DATA SHOWN
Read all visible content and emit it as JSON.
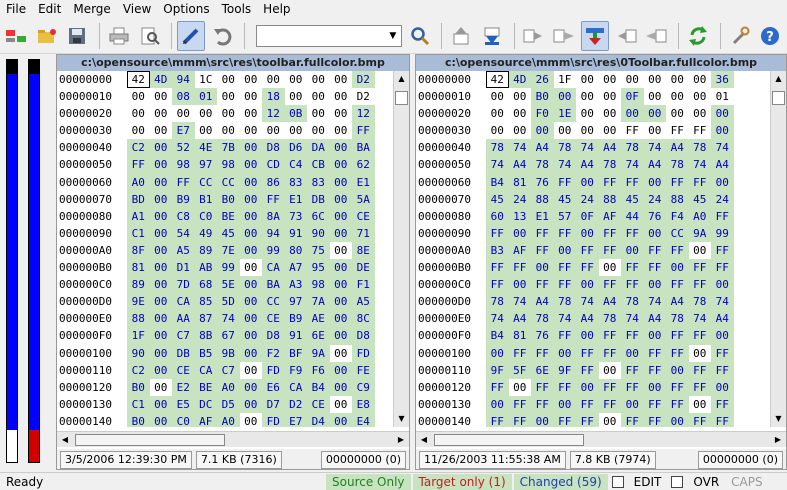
{
  "menu": [
    "File",
    "Edit",
    "Merge",
    "View",
    "Options",
    "Tools",
    "Help"
  ],
  "toolbar": {
    "find_value": "",
    "icons": [
      "save-icon",
      "print-icon",
      "print-preview-icon",
      "edit-icon",
      "undo-icon",
      "search-icon",
      "prev-diff-icon",
      "next-diff-icon",
      "current-diff-icon",
      "copy-to-right-icon",
      "copy-to-left-icon",
      "copy-right-advance-icon",
      "copy-left-advance-icon",
      "refresh-icon",
      "options-icon",
      "help-icon"
    ]
  },
  "left": {
    "path": "c:\\opensource\\mmm\\src\\res\\toolbar.fullcolor.bmp",
    "date": "3/5/2006  12:39:30 PM",
    "size": "7.1 KB (7316)",
    "position": "00000000 (0)",
    "rows": [
      {
        "off": "00000000",
        "bytes": "42 4D 94 1C 00 00 00 00 00 00 D2",
        "mask": "sddsssssssd"
      },
      {
        "off": "00000010",
        "bytes": "00 00 08 01 00 00 18 00 00 00 D2",
        "mask": "ssddssdssss"
      },
      {
        "off": "00000020",
        "bytes": "00 00 00 00 00 00 12 0B 00 00 12",
        "mask": "ssssssddssd"
      },
      {
        "off": "00000030",
        "bytes": "00 00 E7 00 00 00 00 00 00 00 FF",
        "mask": "ssdsssssssd"
      },
      {
        "off": "00000040",
        "bytes": "C2 00 52 4E 7B 00 D8 D6 DA 00 BA",
        "mask": "ddddddddddd"
      },
      {
        "off": "00000050",
        "bytes": "FF 00 98 97 98 00 CD C4 CB 00 62",
        "mask": "ddddddddddd"
      },
      {
        "off": "00000060",
        "bytes": "A0 00 FF CC CC 00 86 83 83 00 E1",
        "mask": "ddddddddddd"
      },
      {
        "off": "00000070",
        "bytes": "BD 00 B9 B1 B0 00 FF E1 DB 00 5A",
        "mask": "ddddddddddd"
      },
      {
        "off": "00000080",
        "bytes": "A1 00 C8 C0 BE 00 8A 73 6C 00 CE",
        "mask": "ddddddddddd"
      },
      {
        "off": "00000090",
        "bytes": "C1 00 54 49 45 00 94 91 90 00 71",
        "mask": "ddddddddddd"
      },
      {
        "off": "000000A0",
        "bytes": "8F 00 A5 89 7E 00 99 80 75 00 8E",
        "mask": "dddddddddsd"
      },
      {
        "off": "000000B0",
        "bytes": "81 00 D1 AB 99 00 CA A7 95 00 DE",
        "mask": "dddddsddddd"
      },
      {
        "off": "000000C0",
        "bytes": "89 00 7D 68 5E 00 BA A3 98 00 F1",
        "mask": "ddddddddddd"
      },
      {
        "off": "000000D0",
        "bytes": "9E 00 CA 85 5D 00 CC 97 7A 00 A5",
        "mask": "ddddddddddd"
      },
      {
        "off": "000000E0",
        "bytes": "88 00 AA 87 74 00 CE B9 AE 00 8C",
        "mask": "ddddddddddd"
      },
      {
        "off": "000000F0",
        "bytes": "1F 00 C7 8B 67 00 D8 91 6E 00 D8",
        "mask": "ddddddddddd"
      },
      {
        "off": "00000100",
        "bytes": "90 00 DB B5 9B 00 F2 BF 9A 00 FD",
        "mask": "dddddddddsd"
      },
      {
        "off": "00000110",
        "bytes": "C2 00 CE CA C7 00 FD F9 F6 00 FE",
        "mask": "dddddsddddd"
      },
      {
        "off": "00000120",
        "bytes": "B0 00 E2 BE A0 00 E6 CA B4 00 C9",
        "mask": "dsddddddddd"
      },
      {
        "off": "00000130",
        "bytes": "C1 00 E5 DC D5 00 D7 D2 CE 00 E8",
        "mask": "dddddddddsd"
      },
      {
        "off": "00000140",
        "bytes": "B0 00 C0 AF A0 00 FD E7 D4 00 E4",
        "mask": "dddddsddddd"
      }
    ]
  },
  "right": {
    "path": "c:\\opensource\\mmm\\src\\res\\0Toolbar.fullcolor.bmp",
    "date": "11/26/2003  11:55:38 AM",
    "size": "7.8 KB (7974)",
    "position": "00000000 (0)",
    "rows": [
      {
        "off": "00000000",
        "bytes": "42 4D 26 1F 00 00 00 00 00 00 36",
        "mask": "sddsssssssd"
      },
      {
        "off": "00000010",
        "bytes": "00 00 B0 00 00 00 0F 00 00 00 01",
        "mask": "ssddssdssss"
      },
      {
        "off": "00000020",
        "bytes": "00 00 F0 1E 00 00 00 00 00 00 00",
        "mask": "ssddssddssd"
      },
      {
        "off": "00000030",
        "bytes": "00 00 00 00 00 00 FF 00 FF FF 00",
        "mask": "ssdsssssssd"
      },
      {
        "off": "00000040",
        "bytes": "78 74 A4 78 74 A4 78 74 A4 78 74",
        "mask": "ddddddddddd"
      },
      {
        "off": "00000050",
        "bytes": "74 A4 78 74 A4 78 74 A4 78 74 A4",
        "mask": "ddddddddddd"
      },
      {
        "off": "00000060",
        "bytes": "B4 81 76 FF 00 FF FF 00 FF FF 00",
        "mask": "ddddddddddd"
      },
      {
        "off": "00000070",
        "bytes": "45 24 88 45 24 88 45 24 88 45 24",
        "mask": "ddddddddddd"
      },
      {
        "off": "00000080",
        "bytes": "60 13 E1 57 0F AF 44 76 F4 A0 FF",
        "mask": "ddddddddddd"
      },
      {
        "off": "00000090",
        "bytes": "FF 00 FF FF 00 FF FF 00 CC 9A 99",
        "mask": "ddddddddddd"
      },
      {
        "off": "000000A0",
        "bytes": "B3 AF FF 00 FF FF 00 FF FF 00 FF",
        "mask": "dddddddddsd"
      },
      {
        "off": "000000B0",
        "bytes": "FF FF 00 FF FF 00 FF FF 00 FF FF",
        "mask": "dddddsddddd"
      },
      {
        "off": "000000C0",
        "bytes": "FF 00 FF FF 00 FF FF 00 FF FF 00",
        "mask": "ddddddddddd"
      },
      {
        "off": "000000D0",
        "bytes": "78 74 A4 78 74 A4 78 74 A4 78 74",
        "mask": "ddddddddddd"
      },
      {
        "off": "000000E0",
        "bytes": "74 A4 78 74 A4 78 74 A4 78 74 A4",
        "mask": "ddddddddddd"
      },
      {
        "off": "000000F0",
        "bytes": "B4 81 76 FF 00 FF FF 00 FF FF 00",
        "mask": "ddddddddddd"
      },
      {
        "off": "00000100",
        "bytes": "00 FF FF 00 FF FF 00 FF FF 00 FF",
        "mask": "dddddddddsd"
      },
      {
        "off": "00000110",
        "bytes": "9F 5F 6E 9F FF 00 FF FF 00 FF FF",
        "mask": "dddddsddddd"
      },
      {
        "off": "00000120",
        "bytes": "FF 00 FF FF 00 FF FF 00 FF FF 00",
        "mask": "dsddddddddd"
      },
      {
        "off": "00000130",
        "bytes": "00 FF FF 00 FF FF 00 FF FF 00 FF",
        "mask": "dddddddddsd"
      },
      {
        "off": "00000140",
        "bytes": "FF FF 00 FF FF 00 FF FF 00 FF FF",
        "mask": "dddddsddddd"
      }
    ]
  },
  "status": {
    "ready": "Ready",
    "source_only": "Source Only",
    "target_only": "Target only (1)",
    "changed": "Changed (59)",
    "edit": "EDIT",
    "ovr": "OVR",
    "caps": "CAPS"
  },
  "colors": {
    "diff_bg": "#c7e3c0",
    "diff_fg": "#0000c0",
    "pane_title_bg": "#a8bcd8",
    "locator_blue": "#0000ff",
    "locator_red": "#d00000"
  }
}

SET EXERCISE
Quote the full listing above word for word; exclude every picture from the copy.

WRITTEN ANSWER
Read all visible content and emit it as JSON.
{
  "menu": [
    "File",
    "Edit",
    "Merge",
    "View",
    "Options",
    "Tools",
    "Help"
  ],
  "toolbar": {
    "find_value": "",
    "icons": [
      "save-icon",
      "print-icon",
      "print-preview-icon",
      "edit-icon",
      "undo-icon",
      "search-icon",
      "prev-diff-icon",
      "next-diff-icon",
      "current-diff-icon",
      "copy-to-right-icon",
      "copy-to-left-icon",
      "copy-right-advance-icon",
      "copy-left-advance-icon",
      "refresh-icon",
      "options-icon",
      "help-icon"
    ]
  },
  "left": {
    "path": "c:\\opensource\\mmm\\src\\res\\toolbar.fullcolor.bmp",
    "date": "3/5/2006  12:39:30 PM",
    "size": "7.1 KB (7316)",
    "position": "00000000 (0)",
    "rows": [
      {
        "off": "00000000",
        "bytes": "42 4D 94 1C 00 00 00 00 00 00 D2",
        "mask": "sddsssssssd"
      },
      {
        "off": "00000010",
        "bytes": "00 00 08 01 00 00 18 00 00 00 D2",
        "mask": "ssddssdssss"
      },
      {
        "off": "00000020",
        "bytes": "00 00 00 00 00 00 12 0B 00 00 12",
        "mask": "ssssssddssd"
      },
      {
        "off": "00000030",
        "bytes": "00 00 E7 00 00 00 00 00 00 00 FF",
        "mask": "ssdsssssssd"
      },
      {
        "off": "00000040",
        "bytes": "C2 00 52 4E 7B 00 D8 D6 DA 00 BA",
        "mask": "ddddddddddd"
      },
      {
        "off": "00000050",
        "bytes": "FF 00 98 97 98 00 CD C4 CB 00 62",
        "mask": "ddddddddddd"
      },
      {
        "off": "00000060",
        "bytes": "A0 00 FF CC CC 00 86 83 83 00 E1",
        "mask": "ddddddddddd"
      },
      {
        "off": "00000070",
        "bytes": "BD 00 B9 B1 B0 00 FF E1 DB 00 5A",
        "mask": "ddddddddddd"
      },
      {
        "off": "00000080",
        "bytes": "A1 00 C8 C0 BE 00 8A 73 6C 00 CE",
        "mask": "ddddddddddd"
      },
      {
        "off": "00000090",
        "bytes": "C1 00 54 49 45 00 94 91 90 00 71",
        "mask": "ddddddddddd"
      },
      {
        "off": "000000A0",
        "bytes": "8F 00 A5 89 7E 00 99 80 75 00 8E",
        "mask": "dddddddddsd"
      },
      {
        "off": "000000B0",
        "bytes": "81 00 D1 AB 99 00 CA A7 95 00 DE",
        "mask": "dddddsddddd"
      },
      {
        "off": "000000C0",
        "bytes": "89 00 7D 68 5E 00 BA A3 98 00 F1",
        "mask": "ddddddddddd"
      },
      {
        "off": "000000D0",
        "bytes": "9E 00 CA 85 5D 00 CC 97 7A 00 A5",
        "mask": "ddddddddddd"
      },
      {
        "off": "000000E0",
        "bytes": "88 00 AA 87 74 00 CE B9 AE 00 8C",
        "mask": "ddddddddddd"
      },
      {
        "off": "000000F0",
        "bytes": "1F 00 C7 8B 67 00 D8 91 6E 00 D8",
        "mask": "ddddddddddd"
      },
      {
        "off": "00000100",
        "bytes": "90 00 DB B5 9B 00 F2 BF 9A 00 FD",
        "mask": "dddddddddsd"
      },
      {
        "off": "00000110",
        "bytes": "C2 00 CE CA C7 00 FD F9 F6 00 FE",
        "mask": "dddddsddddd"
      },
      {
        "off": "00000120",
        "bytes": "B0 00 E2 BE A0 00 E6 CA B4 00 C9",
        "mask": "dsddddddddd"
      },
      {
        "off": "00000130",
        "bytes": "C1 00 E5 DC D5 00 D7 D2 CE 00 E8",
        "mask": "dddddddddsd"
      },
      {
        "off": "00000140",
        "bytes": "B0 00 C0 AF A0 00 FD E7 D4 00 E4",
        "mask": "dddddsddddd"
      }
    ]
  },
  "right": {
    "path": "c:\\opensource\\mmm\\src\\res\\0Toolbar.fullcolor.bmp",
    "date": "11/26/2003  11:55:38 AM",
    "size": "7.8 KB (7974)",
    "position": "00000000 (0)",
    "rows": [
      {
        "off": "00000000",
        "bytes": "42 4D 26 1F 00 00 00 00 00 00 36",
        "mask": "sddsssssssd"
      },
      {
        "off": "00000010",
        "bytes": "00 00 B0 00 00 00 0F 00 00 00 01",
        "mask": "ssddssdssss"
      },
      {
        "off": "00000020",
        "bytes": "00 00 F0 1E 00 00 00 00 00 00 00",
        "mask": "ssddssddssd"
      },
      {
        "off": "00000030",
        "bytes": "00 00 00 00 00 00 FF 00 FF FF 00",
        "mask": "ssdsssssssd"
      },
      {
        "off": "00000040",
        "bytes": "78 74 A4 78 74 A4 78 74 A4 78 74",
        "mask": "ddddddddddd"
      },
      {
        "off": "00000050",
        "bytes": "74 A4 78 74 A4 78 74 A4 78 74 A4",
        "mask": "ddddddddddd"
      },
      {
        "off": "00000060",
        "bytes": "B4 81 76 FF 00 FF FF 00 FF FF 00",
        "mask": "ddddddddddd"
      },
      {
        "off": "00000070",
        "bytes": "45 24 88 45 24 88 45 24 88 45 24",
        "mask": "ddddddddddd"
      },
      {
        "off": "00000080",
        "bytes": "60 13 E1 57 0F AF 44 76 F4 A0 FF",
        "mask": "ddddddddddd"
      },
      {
        "off": "00000090",
        "bytes": "FF 00 FF FF 00 FF FF 00 CC 9A 99",
        "mask": "ddddddddddd"
      },
      {
        "off": "000000A0",
        "bytes": "B3 AF FF 00 FF FF 00 FF FF 00 FF",
        "mask": "dddddddddsd"
      },
      {
        "off": "000000B0",
        "bytes": "FF FF 00 FF FF 00 FF FF 00 FF FF",
        "mask": "dddddsddddd"
      },
      {
        "off": "000000C0",
        "bytes": "FF 00 FF FF 00 FF FF 00 FF FF 00",
        "mask": "ddddddddddd"
      },
      {
        "off": "000000D0",
        "bytes": "78 74 A4 78 74 A4 78 74 A4 78 74",
        "mask": "ddddddddddd"
      },
      {
        "off": "000000E0",
        "bytes": "74 A4 78 74 A4 78 74 A4 78 74 A4",
        "mask": "ddddddddddd"
      },
      {
        "off": "000000F0",
        "bytes": "B4 81 76 FF 00 FF FF 00 FF FF 00",
        "mask": "ddddddddddd"
      },
      {
        "off": "00000100",
        "bytes": "00 FF FF 00 FF FF 00 FF FF 00 FF",
        "mask": "dddddddddsd"
      },
      {
        "off": "00000110",
        "bytes": "9F 5F 6E 9F FF 00 FF FF 00 FF FF",
        "mask": "dddddsddddd"
      },
      {
        "off": "00000120",
        "bytes": "FF 00 FF FF 00 FF FF 00 FF FF 00",
        "mask": "dsddddddddd"
      },
      {
        "off": "00000130",
        "bytes": "00 FF FF 00 FF FF 00 FF FF 00 FF",
        "mask": "dddddddddsd"
      },
      {
        "off": "00000140",
        "bytes": "FF FF 00 FF FF 00 FF FF 00 FF FF",
        "mask": "dddddsddddd"
      }
    ]
  },
  "status": {
    "ready": "Ready",
    "source_only": "Source Only",
    "target_only": "Target only (1)",
    "changed": "Changed (59)",
    "edit": "EDIT",
    "ovr": "OVR",
    "caps": "CAPS"
  },
  "colors": {
    "diff_bg": "#c7e3c0",
    "diff_fg": "#0000c0",
    "pane_title_bg": "#a8bcd8",
    "locator_blue": "#0000ff",
    "locator_red": "#d00000"
  }
}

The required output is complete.